> **The task**
Each line containing the word "العادة" must be reported.

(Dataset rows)
►

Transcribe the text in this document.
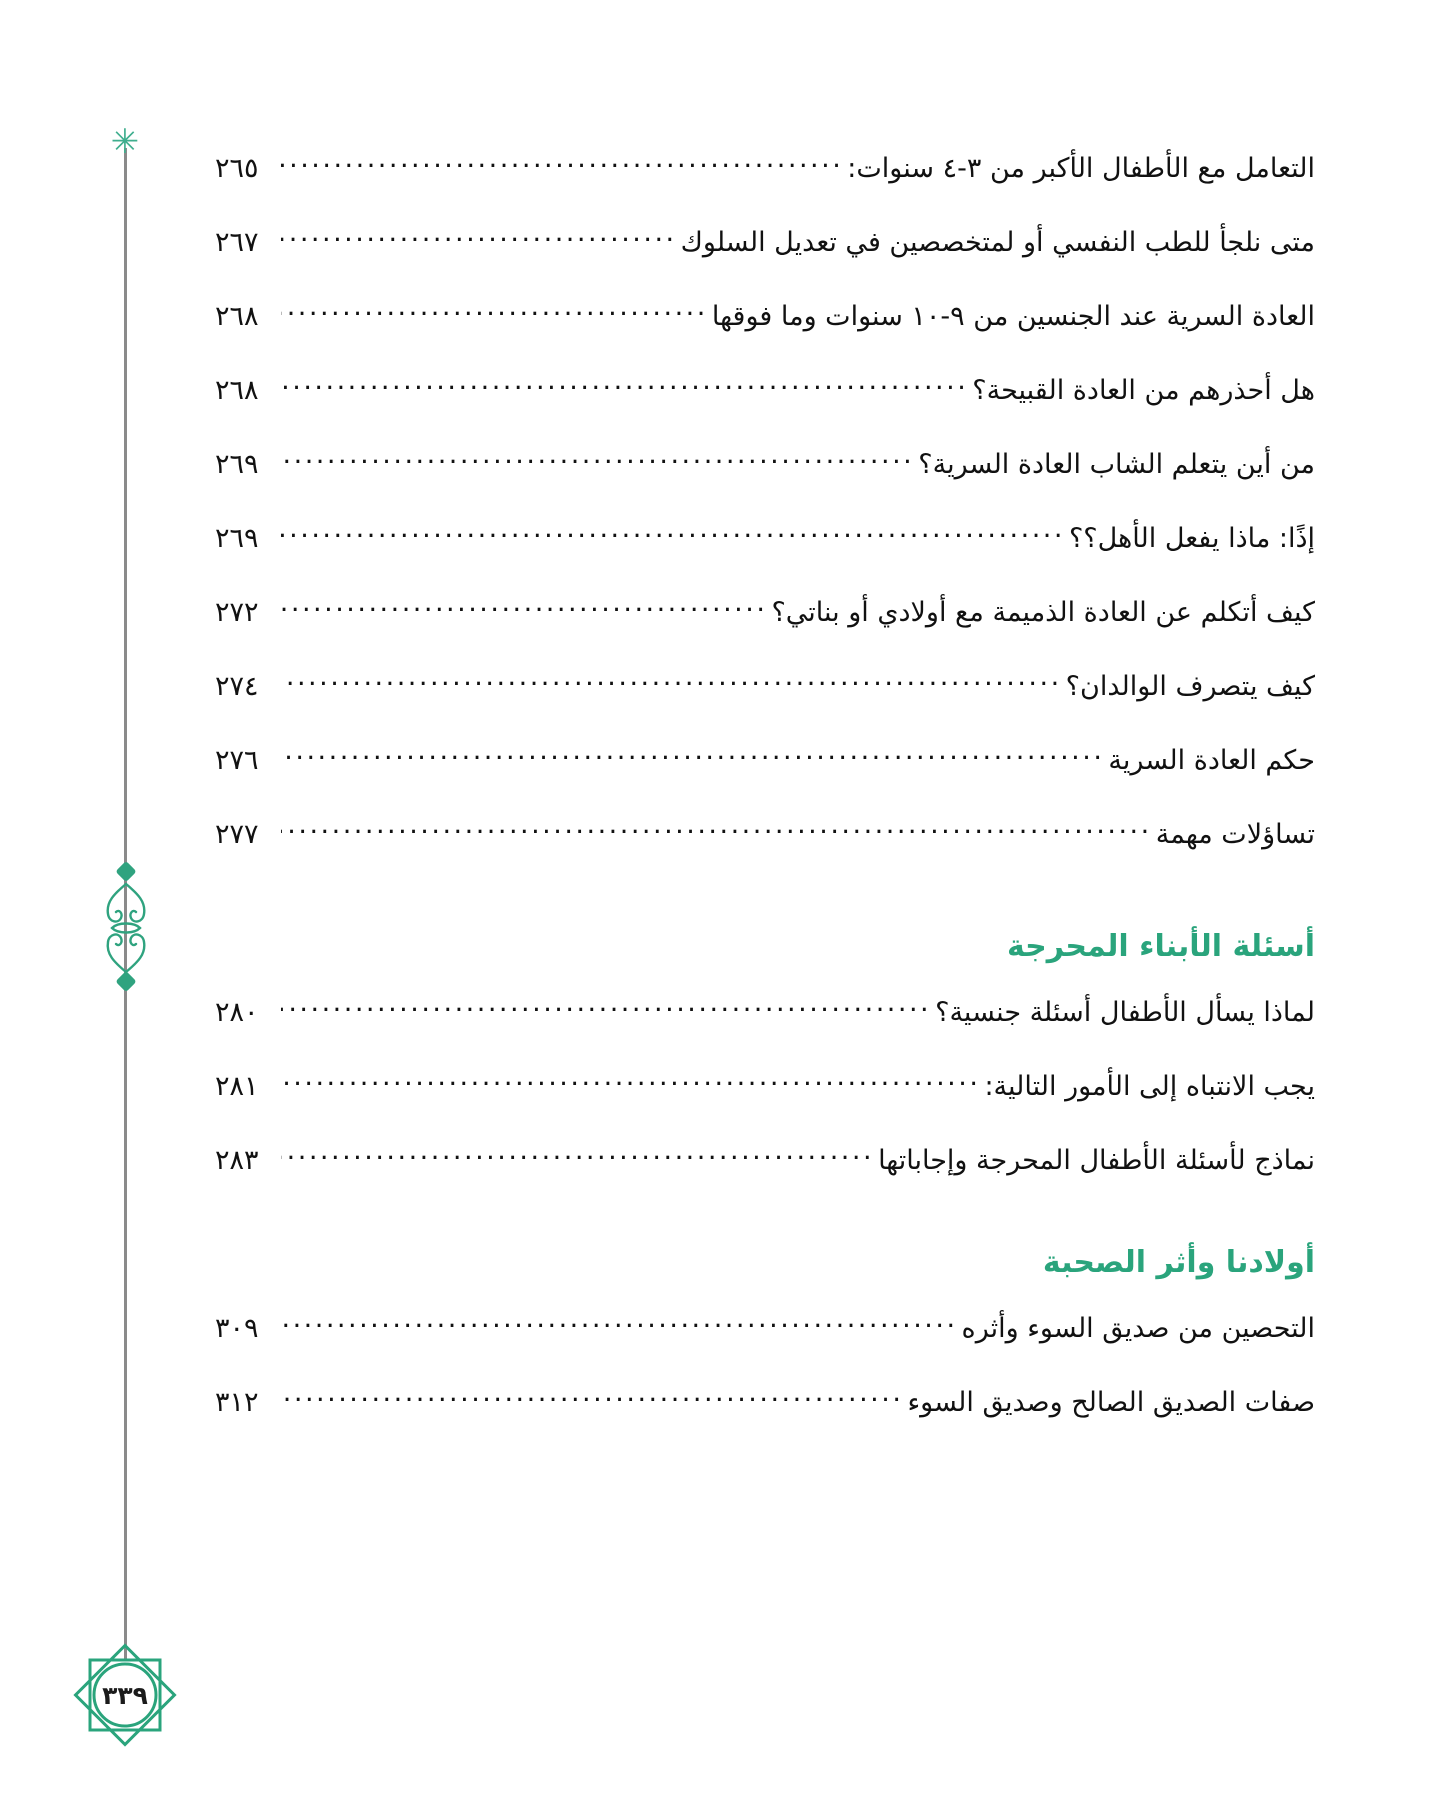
✳
٣٣٩
التعامل مع الأطفال الأكبر من ٣-٤ سنوات:
.....
٢٦٥
متى نلجأ للطب النفسي أو لمتخصصين في تعديل السلوك
.....
٢٦٧
العادة السرية عند الجنسين من ٩-١٠ سنوات وما فوقها
.....
٢٦٨
هل أحذرهم من العادة القبيحة؟
.....
٢٦٨
من أين يتعلم الشاب العادة السرية؟
.....
٢٦٩
إذًا: ماذا يفعل الأهل؟؟
.....
٢٦٩
كيف أتكلم عن العادة الذميمة مع أولادي أو بناتي؟
.....
٢٧٢
كيف يتصرف الوالدان؟
.....
٢٧٤
حكم العادة السرية
.....
٢٧٦
تساؤلات مهمة
.....
٢٧٧
أسئلة الأبناء المحرجة
لماذا يسأل الأطفال أسئلة جنسية؟
.....
٢٨٠
يجب الانتباه إلى الأمور التالية:
.....
٢٨١
نماذج لأسئلة الأطفال المحرجة وإجاباتها
.....
٢٨٣
أولادنا وأثر الصحبة
التحصين من صديق السوء وأثره
.....
٣٠٩
صفات الصديق الصالح وصديق السوء
.....
٣١٢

◄

> **Full response**
العادة السرية عند الجنسين من ٩-١٠ سنوات وما فوقها
هل أحذرهم من العادة القبيحة؟
من أين يتعلم الشاب العادة السرية؟
كيف أتكلم عن العادة الذميمة مع أولادي أو بناتي؟
حكم العادة السرية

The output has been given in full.